### TASK PROMPT
Reproduce the listing exactly and skip over any pictures.

[Stored data entries]
---*---

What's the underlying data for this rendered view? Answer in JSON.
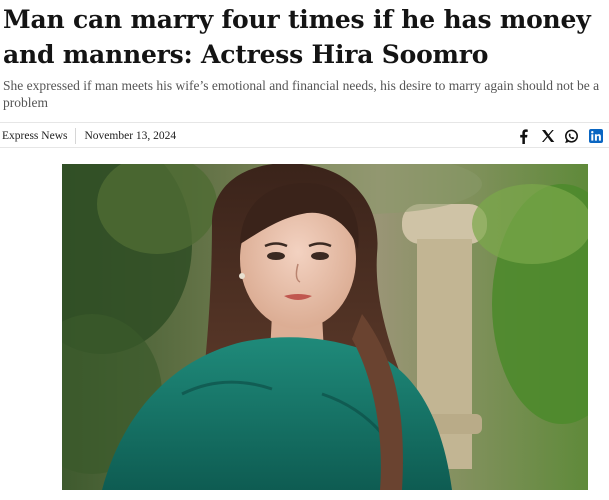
{
  "article": {
    "headline": "Man can marry four times if he has money and manners: Actress Hira Soomro",
    "subheadline": "She expressed if man meets his wife’s emotional and financial needs, his desire to marry again should not be a problem",
    "source": "Express News",
    "date": "November 13, 2024"
  },
  "share": {
    "icons": [
      "facebook-icon",
      "x-icon",
      "whatsapp-icon",
      "linkedin-icon"
    ]
  },
  "colors": {
    "linkedin": "#0a66c2",
    "text": "#141414",
    "muted": "#555555"
  }
}
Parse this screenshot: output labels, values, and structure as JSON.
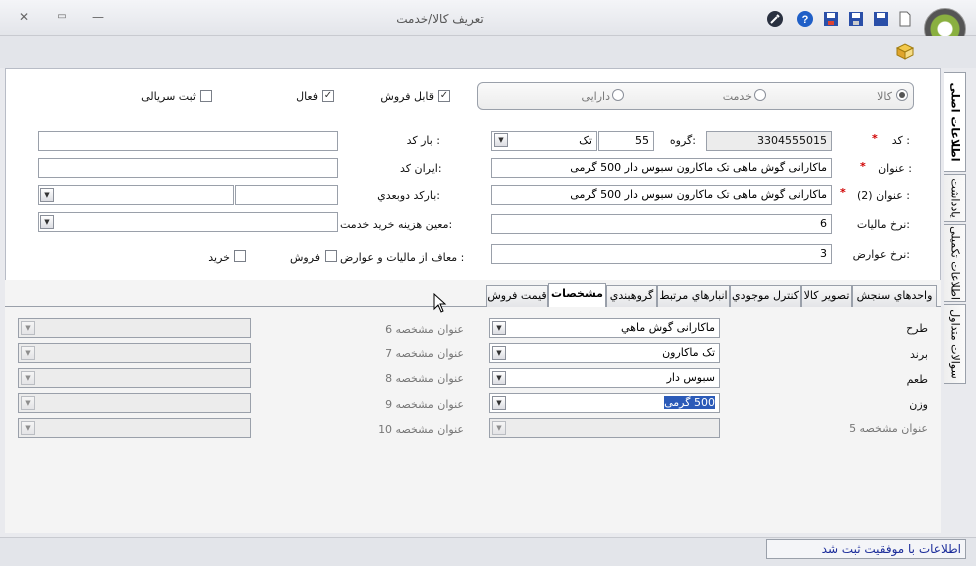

---*---

### RESPONSE TO THIS TASK
What's the underlying data for this rendered view? Answer in JSON.
{
  "article": {
    "headline": "Man can marry four times if he has money and manners: Actress Hira Soomro",
    "subheadline": "She expressed if man meets his wife’s emotional and financial needs, his desire to marry again should not be a problem",
    "source": "Express News",
    "date": "November 13, 2024"
  },
  "share": {
    "icons": [
      "facebook-icon",
      "x-icon",
      "whatsapp-icon",
      "linkedin-icon"
    ]
  },
  "colors": {
    "linkedin": "#0a66c2",
    "text": "#141414",
    "muted": "#555555"
  }
}
Parse this screenshot: output labels, values, and structure as JSON.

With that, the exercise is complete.